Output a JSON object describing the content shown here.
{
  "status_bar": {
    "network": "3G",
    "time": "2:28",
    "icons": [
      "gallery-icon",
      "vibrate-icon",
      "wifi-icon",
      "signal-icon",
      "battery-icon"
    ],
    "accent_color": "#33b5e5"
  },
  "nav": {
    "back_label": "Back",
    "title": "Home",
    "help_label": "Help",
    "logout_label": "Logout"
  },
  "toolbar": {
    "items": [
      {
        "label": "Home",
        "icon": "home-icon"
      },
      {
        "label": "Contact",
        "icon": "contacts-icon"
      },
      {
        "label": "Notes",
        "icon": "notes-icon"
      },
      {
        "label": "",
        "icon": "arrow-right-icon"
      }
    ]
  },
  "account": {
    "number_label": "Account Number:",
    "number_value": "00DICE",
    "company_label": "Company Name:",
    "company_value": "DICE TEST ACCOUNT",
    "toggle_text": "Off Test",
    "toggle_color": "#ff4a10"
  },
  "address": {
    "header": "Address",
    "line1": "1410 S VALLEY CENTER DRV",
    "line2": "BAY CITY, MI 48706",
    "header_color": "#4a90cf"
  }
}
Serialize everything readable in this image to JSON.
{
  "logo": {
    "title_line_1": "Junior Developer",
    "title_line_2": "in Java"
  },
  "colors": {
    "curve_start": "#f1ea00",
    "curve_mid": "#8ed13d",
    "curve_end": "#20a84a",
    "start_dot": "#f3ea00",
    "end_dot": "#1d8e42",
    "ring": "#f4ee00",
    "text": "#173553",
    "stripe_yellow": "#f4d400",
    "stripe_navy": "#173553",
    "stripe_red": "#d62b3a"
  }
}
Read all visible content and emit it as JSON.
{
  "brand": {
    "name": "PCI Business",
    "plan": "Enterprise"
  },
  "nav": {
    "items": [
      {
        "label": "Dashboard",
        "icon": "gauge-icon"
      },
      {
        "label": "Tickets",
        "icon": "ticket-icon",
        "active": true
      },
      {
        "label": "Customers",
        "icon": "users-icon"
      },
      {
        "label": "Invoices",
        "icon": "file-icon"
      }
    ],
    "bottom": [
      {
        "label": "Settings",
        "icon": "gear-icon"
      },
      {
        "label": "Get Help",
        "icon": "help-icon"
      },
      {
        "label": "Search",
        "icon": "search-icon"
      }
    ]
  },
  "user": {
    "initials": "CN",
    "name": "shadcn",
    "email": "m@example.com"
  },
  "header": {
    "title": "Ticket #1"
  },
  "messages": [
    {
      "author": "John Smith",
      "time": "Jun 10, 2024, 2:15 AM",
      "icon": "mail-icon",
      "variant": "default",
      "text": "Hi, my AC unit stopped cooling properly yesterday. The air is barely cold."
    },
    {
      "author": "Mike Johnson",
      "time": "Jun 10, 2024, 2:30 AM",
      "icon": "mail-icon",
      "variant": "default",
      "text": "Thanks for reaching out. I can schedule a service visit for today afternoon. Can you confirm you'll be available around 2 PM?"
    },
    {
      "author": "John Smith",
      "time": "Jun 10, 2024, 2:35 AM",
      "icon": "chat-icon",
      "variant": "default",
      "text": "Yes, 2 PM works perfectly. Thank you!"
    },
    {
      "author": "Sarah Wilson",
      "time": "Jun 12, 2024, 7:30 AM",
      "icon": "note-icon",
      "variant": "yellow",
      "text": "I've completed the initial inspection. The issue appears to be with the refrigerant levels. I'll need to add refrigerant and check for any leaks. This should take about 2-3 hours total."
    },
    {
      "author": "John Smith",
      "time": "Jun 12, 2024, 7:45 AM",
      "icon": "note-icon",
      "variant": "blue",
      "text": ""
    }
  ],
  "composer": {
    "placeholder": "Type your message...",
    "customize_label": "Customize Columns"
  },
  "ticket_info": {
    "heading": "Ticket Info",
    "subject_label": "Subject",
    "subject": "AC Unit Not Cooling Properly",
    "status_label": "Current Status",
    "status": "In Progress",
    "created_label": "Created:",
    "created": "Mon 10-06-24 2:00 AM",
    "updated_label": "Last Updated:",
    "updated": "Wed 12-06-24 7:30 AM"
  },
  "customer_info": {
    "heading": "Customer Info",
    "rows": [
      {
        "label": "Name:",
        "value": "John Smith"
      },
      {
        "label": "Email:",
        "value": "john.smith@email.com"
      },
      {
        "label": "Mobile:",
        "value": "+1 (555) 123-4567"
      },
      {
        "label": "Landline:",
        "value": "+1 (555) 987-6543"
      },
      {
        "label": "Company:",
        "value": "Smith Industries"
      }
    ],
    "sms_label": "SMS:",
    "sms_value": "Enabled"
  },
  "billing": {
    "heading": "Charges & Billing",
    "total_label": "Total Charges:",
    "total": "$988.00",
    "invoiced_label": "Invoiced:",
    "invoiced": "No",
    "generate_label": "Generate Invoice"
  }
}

========

Repeat every record, exactly as written.

Output a JSON object describing the content shown here.
{
  "status_bar": {
    "network": "3G",
    "time": "2:28",
    "icons": [
      "gallery-icon",
      "vibrate-icon",
      "wifi-icon",
      "signal-icon",
      "battery-icon"
    ],
    "accent_color": "#33b5e5"
  },
  "nav": {
    "back_label": "Back",
    "title": "Home",
    "help_label": "Help",
    "logout_label": "Logout"
  },
  "toolbar": {
    "items": [
      {
        "label": "Home",
        "icon": "home-icon"
      },
      {
        "label": "Contact",
        "icon": "contacts-icon"
      },
      {
        "label": "Notes",
        "icon": "notes-icon"
      },
      {
        "label": "",
        "icon": "arrow-right-icon"
      }
    ]
  },
  "account": {
    "number_label": "Account Number:",
    "number_value": "00DICE",
    "company_label": "Company Name:",
    "company_value": "DICE TEST ACCOUNT",
    "toggle_text": "Off Test",
    "toggle_color": "#ff4a10"
  },
  "address": {
    "header": "Address",
    "line1": "1410 S VALLEY CENTER DRV",
    "line2": "BAY CITY, MI 48706",
    "header_color": "#4a90cf"
  }
}
Serialize everything readable in this image to JSON.
{
  "logo": {
    "title_line_1": "Junior Developer",
    "title_line_2": "in Java"
  },
  "colors": {
    "curve_start": "#f1ea00",
    "curve_mid": "#8ed13d",
    "curve_end": "#20a84a",
    "start_dot": "#f3ea00",
    "end_dot": "#1d8e42",
    "ring": "#f4ee00",
    "text": "#173553",
    "stripe_yellow": "#f4d400",
    "stripe_navy": "#173553",
    "stripe_red": "#d62b3a"
  }
}
Read all visible content and emit it as JSON.
{
  "brand": {
    "name": "PCI Business",
    "plan": "Enterprise"
  },
  "nav": {
    "items": [
      {
        "label": "Dashboard",
        "icon": "gauge-icon"
      },
      {
        "label": "Tickets",
        "icon": "ticket-icon",
        "active": true
      },
      {
        "label": "Customers",
        "icon": "users-icon"
      },
      {
        "label": "Invoices",
        "icon": "file-icon"
      }
    ],
    "bottom": [
      {
        "label": "Settings",
        "icon": "gear-icon"
      },
      {
        "label": "Get Help",
        "icon": "help-icon"
      },
      {
        "label": "Search",
        "icon": "search-icon"
      }
    ]
  },
  "user": {
    "initials": "CN",
    "name": "shadcn",
    "email": "m@example.com"
  },
  "header": {
    "title": "Ticket #1"
  },
  "messages": [
    {
      "author": "John Smith",
      "time": "Jun 10, 2024, 2:15 AM",
      "icon": "mail-icon",
      "variant": "default",
      "text": "Hi, my AC unit stopped cooling properly yesterday. The air is barely cold."
    },
    {
      "author": "Mike Johnson",
      "time": "Jun 10, 2024, 2:30 AM",
      "icon": "mail-icon",
      "variant": "default",
      "text": "Thanks for reaching out. I can schedule a service visit for today afternoon. Can you confirm you'll be available around 2 PM?"
    },
    {
      "author": "John Smith",
      "time": "Jun 10, 2024, 2:35 AM",
      "icon": "chat-icon",
      "variant": "default",
      "text": "Yes, 2 PM works perfectly. Thank you!"
    },
    {
      "author": "Sarah Wilson",
      "time": "Jun 12, 2024, 7:30 AM",
      "icon": "note-icon",
      "variant": "yellow",
      "text": "I've completed the initial inspection. The issue appears to be with the refrigerant levels. I'll need to add refrigerant and check for any leaks. This should take about 2-3 hours total."
    },
    {
      "author": "John Smith",
      "time": "Jun 12, 2024, 7:45 AM",
      "icon": "note-icon",
      "variant": "blue",
      "text": ""
    }
  ],
  "composer": {
    "placeholder": "Type your message...",
    "customize_label": "Customize Columns"
  },
  "ticket_info": {
    "heading": "Ticket Info",
    "subject_label": "Subject",
    "subject": "AC Unit Not Cooling Properly",
    "status_label": "Current Status",
    "status": "In Progress",
    "created_label": "Created:",
    "created": "Mon 10-06-24 2:00 AM",
    "updated_label": "Last Updated:",
    "updated": "Wed 12-06-24 7:30 AM"
  },
  "customer_info": {
    "heading": "Customer Info",
    "rows": [
      {
        "label": "Name:",
        "value": "John Smith"
      },
      {
        "label": "Email:",
        "value": "john.smith@email.com"
      },
      {
        "label": "Mobile:",
        "value": "+1 (555) 123-4567"
      },
      {
        "label": "Landline:",
        "value": "+1 (555) 987-6543"
      },
      {
        "label": "Company:",
        "value": "Smith Industries"
      }
    ],
    "sms_label": "SMS:",
    "sms_value": "Enabled"
  },
  "billing": {
    "heading": "Charges & Billing",
    "total_label": "Total Charges:",
    "total": "$988.00",
    "invoiced_label": "Invoiced:",
    "invoiced": "No",
    "generate_label": "Generate Invoice"
  }
}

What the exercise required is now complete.